[Dataset entries]
'''

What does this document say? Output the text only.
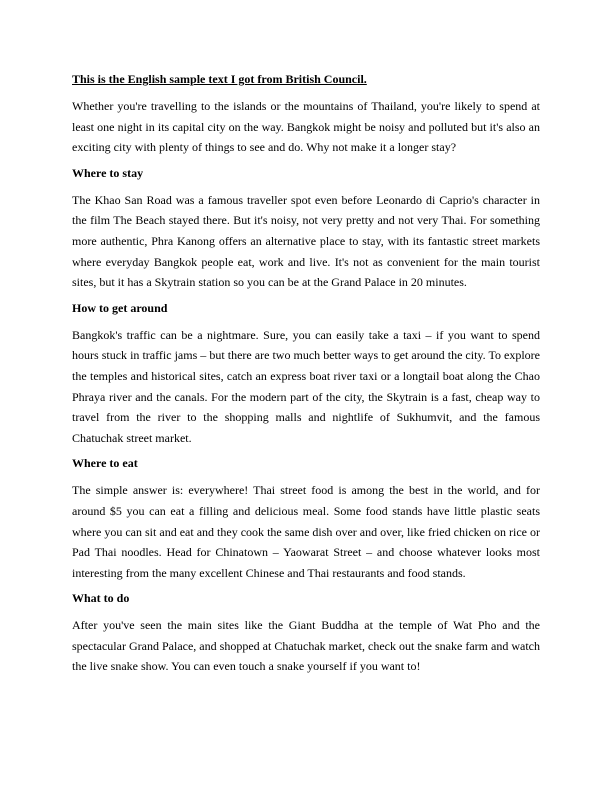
This is the English sample text I got from British Council.

Whether you're travelling to the islands or the mountains of Thailand, you're likely to spend at least one night in its capital city on the way. Bangkok might be noisy and polluted but it's also an exciting city with plenty of things to see and do. Why not make it a longer stay?

Where to stay

The Khao San Road was a famous traveller spot even before Leonardo di Caprio's character in the film The Beach stayed there. But it's noisy, not very pretty and not very Thai. For something more authentic, Phra Kanong offers an alternative place to stay, with its fantastic street markets where everyday Bangkok people eat, work and live. It's not as convenient for the main tourist sites, but it has a Skytrain station so you can be at the Grand Palace in 20 minutes.

How to get around

Bangkok's traffic can be a nightmare. Sure, you can easily take a taxi – if you want to spend hours stuck in traffic jams – but there are two much better ways to get around the city. To explore the temples and historical sites, catch an express boat river taxi or a longtail boat along the Chao Phraya river and the canals. For the modern part of the city, the Skytrain is a fast, cheap way to travel from the river to the shopping malls and nightlife of Sukhumvit, and the famous Chatuchak street market.

Where to eat

The simple answer is: everywhere! Thai street food is among the best in the world, and for around $5 you can eat a filling and delicious meal. Some food stands have little plastic seats where you can sit and eat and they cook the same dish over and over, like fried chicken on rice or Pad Thai noodles. Head for Chinatown – Yaowarat Street – and choose whatever looks most interesting from the many excellent Chinese and Thai restaurants and food stands.

What to do

After you've seen the main sites like the Giant Buddha at the temple of Wat Pho and the spectacular Grand Palace, and shopped at Chatuchak market, check out the snake farm and watch the live snake show. You can even touch a snake yourself if you want to!
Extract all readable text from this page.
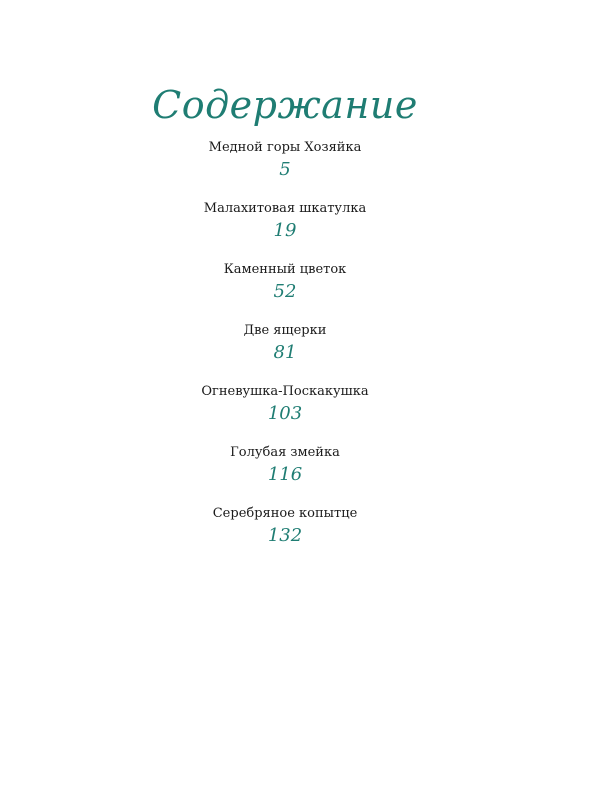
Содержание
Медной горы Хозяйка
5
Малахитовая шкатулка
19
Каменный цветок
52
Две ящерки
81
Огневушка-Поскакушка
103
Голубая змейка
116
Серебряное копытце
132
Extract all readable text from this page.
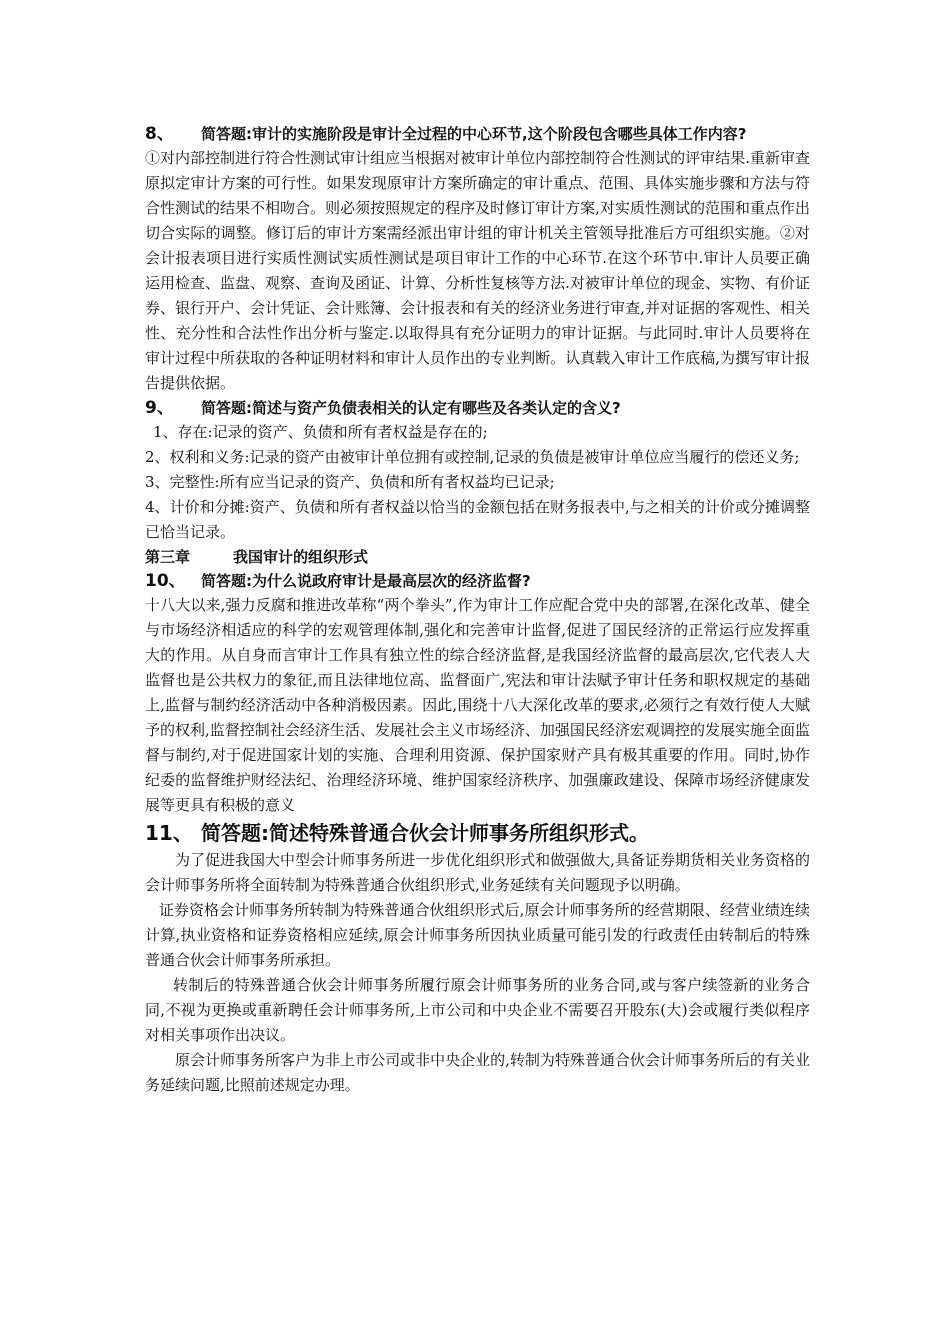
8、	简答题:审计的实施阶段是审计全过程的中心环节,这个阶段包含哪些具体工作内容?

①对内部控制进行符合性测试审计组应当根据对被审计单位内部控制符合性测试的评审结果.重新审查原拟定审计方案的可行性。如果发现原审计方案所确定的审计重点、范围、具体实施步骤和方法与符合性测试的结果不相吻合。则必须按照规定的程序及时修订审计方案,对实质性测试的范围和重点作出切合实际的调整。修订后的审计方案需经派出审计组的审计机关主管领导批准后方可组织实施。②对会计报表项目进行实质性测试实质性测试是项目审计工作的中心环节.在这个环节中.审计人员要正确运用检查、监盘、观察、查询及函证、计算、分析性复核等方法.对被审计单位的现金、实物、有价证券、银行开户、会计凭证、会计账簿、会计报表和有关的经济业务进行审查,并对证据的客观性、相关性、充分性和合法性作出分析与鉴定.以取得具有充分证明力的审计证据。与此同时.审计人员要将在审计过程中所获取的各种证明材料和审计人员作出的专业判断。认真载入审计工作底稿,为撰写审计报告提供依据。

9、	简答题:简述与资产负债表相关的认定有哪些及各类认定的含义?

1、存在:记录的资产、负债和所有者权益是存在的;

2、权利和义务:记录的资产由被审计单位拥有或控制,记录的负债是被审计单位应当履行的偿还义务;

3、完整性:所有应当记录的资产、负债和所有者权益均已记录;

4、计价和分摊:资产、负债和所有者权益以恰当的金额包括在财务报表中,与之相关的计价或分摊调整已恰当记录。

第三章	我国审计的组织形式
10、	简答题:为什么说政府审计是最高层次的经济监督?

十八大以来,强力反腐和推进改革称“两个拳头”,作为审计工作应配合党中央的部署,在深化改革、健全与市场经济相适应的科学的宏观管理体制,强化和完善审计监督,促进了国民经济的正常运行应发挥重大的作用。从自身而言审计工作具有独立性的综合经济监督,是我国经济监督的最高层次,它代表人大监督也是公共权力的象征,而且法律地位高、监督面广,宪法和审计法赋予审计任务和职权规定的基础上,监督与制约经济活动中各种消极因素。因此,围绕十八大深化改革的要求,必须行之有效行使人大赋予的权利,监督控制社会经济生活、发展社会主义市场经济、加强国民经济宏观调控的发展实施全面监督与制约,对于促进国家计划的实施、合理利用资源、保护国家财产具有极其重要的作用。同时,协作纪委的监督维护财经法纪、治理经济环境、维护国家经济秩序、加强廉政建设、保障市场经济健康发展等更具有积极的意义

11、 简答题:简述特殊普通合伙会计师事务所组织形式。

为了促进我国大中型会计师事务所进一步优化组织形式和做强做大,具备证券期货相关业务资格的会计师事务所将全面转制为特殊普通合伙组织形式,业务延续有关问题现予以明确。

证券资格会计师事务所转制为特殊普通合伙组织形式后,原会计师事务所的经营期限、经营业绩连续计算,执业资格和证券资格相应延续,原会计师事务所因执业质量可能引发的行政责任由转制后的特殊普通合伙会计师事务所承担。

转制后的特殊普通合伙会计师事务所履行原会计师事务所的业务合同,或与客户续签新的业务合同,不视为更换或重新聘任会计师事务所,上市公司和中央企业不需要召开股东(大)会或履行类似程序对相关事项作出决议。

原会计师事务所客户为非上市公司或非中央企业的,转制为特殊普通合伙会计师事务所后的有关业务延续问题,比照前述规定办理。
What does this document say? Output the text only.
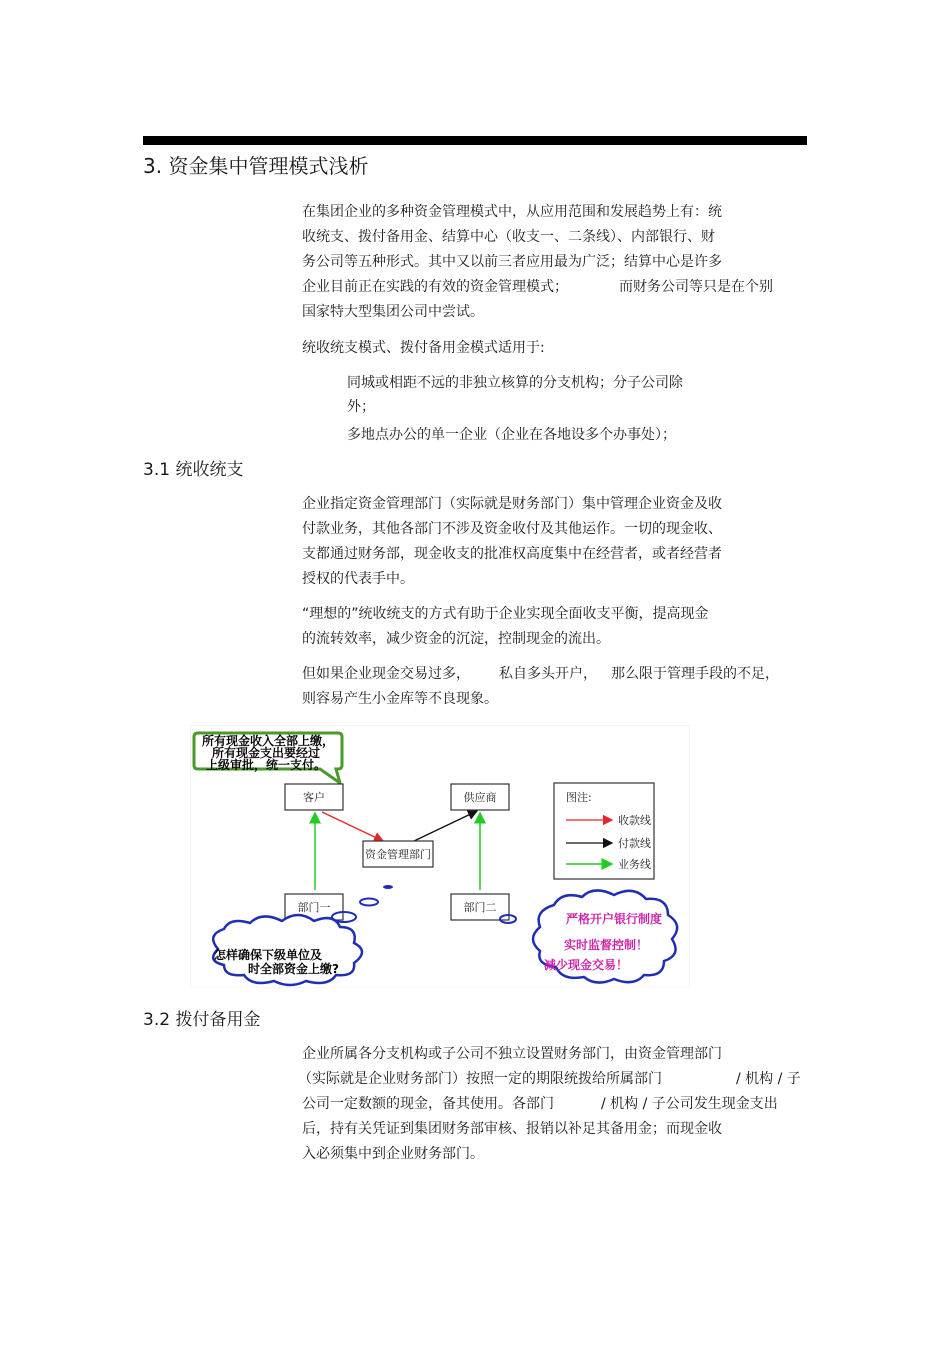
3. 资金集中管理模式浅析
在集团企业的多种资金管理模式中，从应用范围和发展趋势上有：统
收统支、拨付备用金、结算中心（收支一、二条线）、内部银行、财
务公司等五种形式。其中又以前三者应用最为广泛；结算中心是许多
企业目前正在实践的有效的资金管理模式；	而财务公司等只是在个别
国家特大型集团公司中尝试。
统收统支模式、拨付备用金模式适用于:
同城或相距不远的非独立核算的分支机构；分子公司除
外；
多地点办公的单一企业（企业在各地设多个办事处）；
3.1 统收统支
企业指定资金管理部门（实际就是财务部门）集中管理企业资金及收
付款业务，其他各部门不涉及资金收付及其他运作。一切的现金收、
支都通过财务部，现金收支的批准权高度集中在经营者，或者经营者
授权的代表手中。
“理想的”统收统支的方式有助于企业实现全面收支平衡，提高现金
的流转效率，减少资金的沉淀，控制现金的流出。
但如果企业现金交易过多， 私自多头开户， 那么限于管理手段的不足，
则容易产生小金库等不良现象。
所有现金收入全部上缴，
所有现金支出要经过
上级审批，统一支付。
客户	供应商
资金管理部门
部门一	部门二
图注:
收款线
付款线
业务线
怎样确保下级单位及
时全部资金上缴?
严格开户银行制度
实时监督控制！
减少现金交易！
3.2 拨付备用金
企业所属各分支机构或子公司不独立设置财务部门，由资金管理部门
（实际就是企业财务部门）按照一定的期限统拨给所属部门	/ 机构 / 子
公司一定数额的现金，备其使用。各部门	/ 机构 / 子公司发生现金支出
后，持有关凭证到集团财务部审核、报销以补足其备用金；而现金收
入必须集中到企业财务部门。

'''

#### [WHAT IS REQUIRED]
Using the entries above, return each line that includes the word "with".

#### [FULL SOLUTION]
Whether you're travelling to the islands or the mountains of Thailand, you're likely to spend at least one night in its capital city on the way. Bangkok might be noisy and polluted but it's also an exciting city with plenty of things to see and do. Why not make it a longer stay?
The Khao San Road was a famous traveller spot even before Leonardo di Caprio's character in the film The Beach stayed there. But it's noisy, not very pretty and not very Thai. For something more authentic, Phra Kanong offers an alternative place to stay, with its fantastic street markets where everyday Bangkok people eat, work and live. It's not as convenient for the main tourist sites, but it has a Skytrain station so you can be at the Grand Palace in 20 minutes.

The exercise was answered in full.